- Exercise instructions: Only the number is wanted: how many lines of these entries contain the word "国务院关于加强节能工作的决定"?

- Provided material:

━━━━━━

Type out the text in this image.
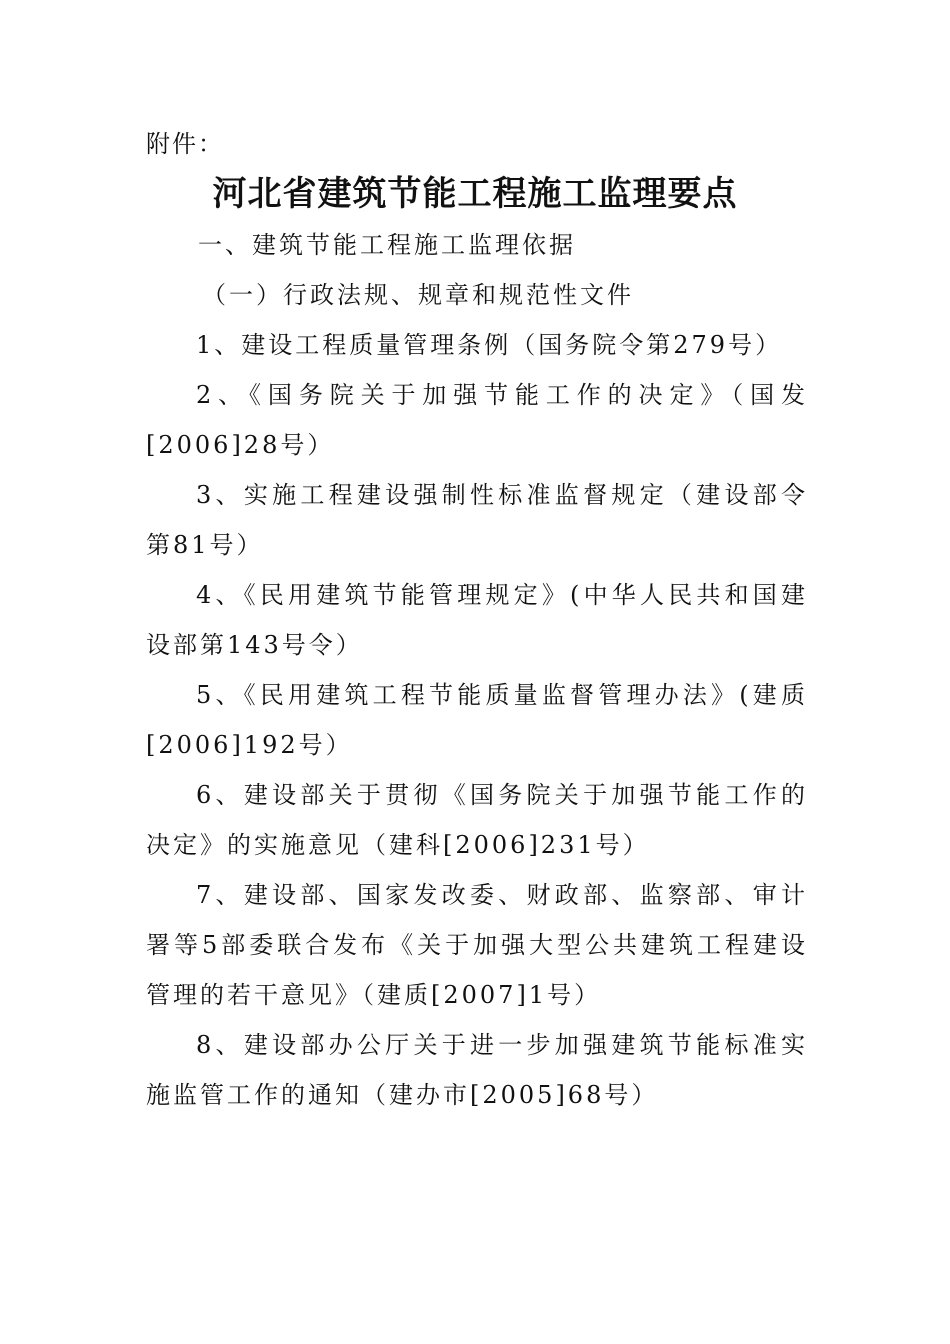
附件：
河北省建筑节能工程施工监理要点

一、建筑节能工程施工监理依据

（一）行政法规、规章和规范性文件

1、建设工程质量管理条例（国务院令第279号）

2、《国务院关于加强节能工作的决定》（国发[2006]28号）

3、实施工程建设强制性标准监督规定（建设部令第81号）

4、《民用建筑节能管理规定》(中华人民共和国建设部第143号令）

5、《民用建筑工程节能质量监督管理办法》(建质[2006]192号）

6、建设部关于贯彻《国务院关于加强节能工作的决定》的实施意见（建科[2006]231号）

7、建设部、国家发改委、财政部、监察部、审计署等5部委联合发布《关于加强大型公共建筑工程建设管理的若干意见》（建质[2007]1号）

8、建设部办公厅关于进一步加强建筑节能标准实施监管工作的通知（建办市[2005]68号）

━━━━━━

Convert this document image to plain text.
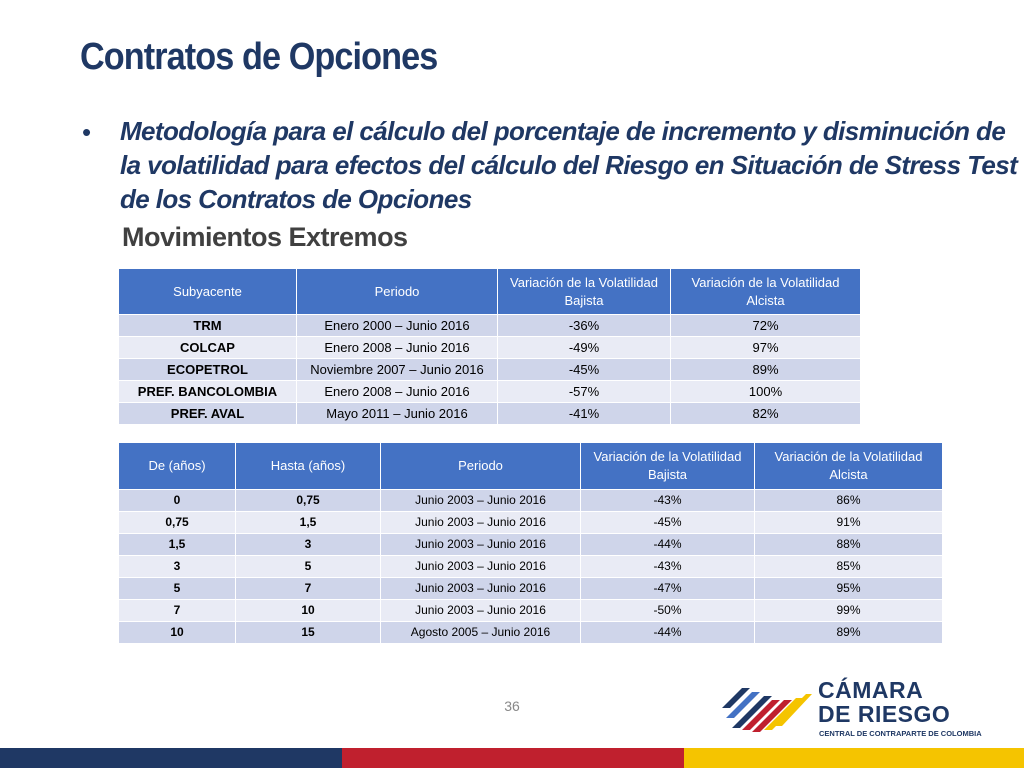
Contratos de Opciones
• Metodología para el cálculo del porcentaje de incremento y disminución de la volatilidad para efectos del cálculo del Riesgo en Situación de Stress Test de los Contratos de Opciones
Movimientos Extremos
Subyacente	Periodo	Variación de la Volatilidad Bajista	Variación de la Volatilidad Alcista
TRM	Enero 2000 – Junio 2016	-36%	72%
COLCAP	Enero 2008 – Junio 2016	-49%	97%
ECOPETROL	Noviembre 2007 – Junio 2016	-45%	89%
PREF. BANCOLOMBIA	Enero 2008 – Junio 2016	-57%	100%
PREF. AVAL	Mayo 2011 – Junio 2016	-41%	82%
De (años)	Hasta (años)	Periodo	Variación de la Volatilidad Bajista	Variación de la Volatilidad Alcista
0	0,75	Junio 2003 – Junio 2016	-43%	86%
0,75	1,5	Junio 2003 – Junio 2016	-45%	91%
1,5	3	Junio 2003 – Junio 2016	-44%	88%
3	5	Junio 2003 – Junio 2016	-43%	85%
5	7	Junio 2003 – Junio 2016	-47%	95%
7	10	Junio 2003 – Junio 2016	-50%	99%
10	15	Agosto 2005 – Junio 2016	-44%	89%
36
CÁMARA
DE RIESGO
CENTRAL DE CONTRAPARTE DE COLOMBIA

━━━━━━

- Correct output: 2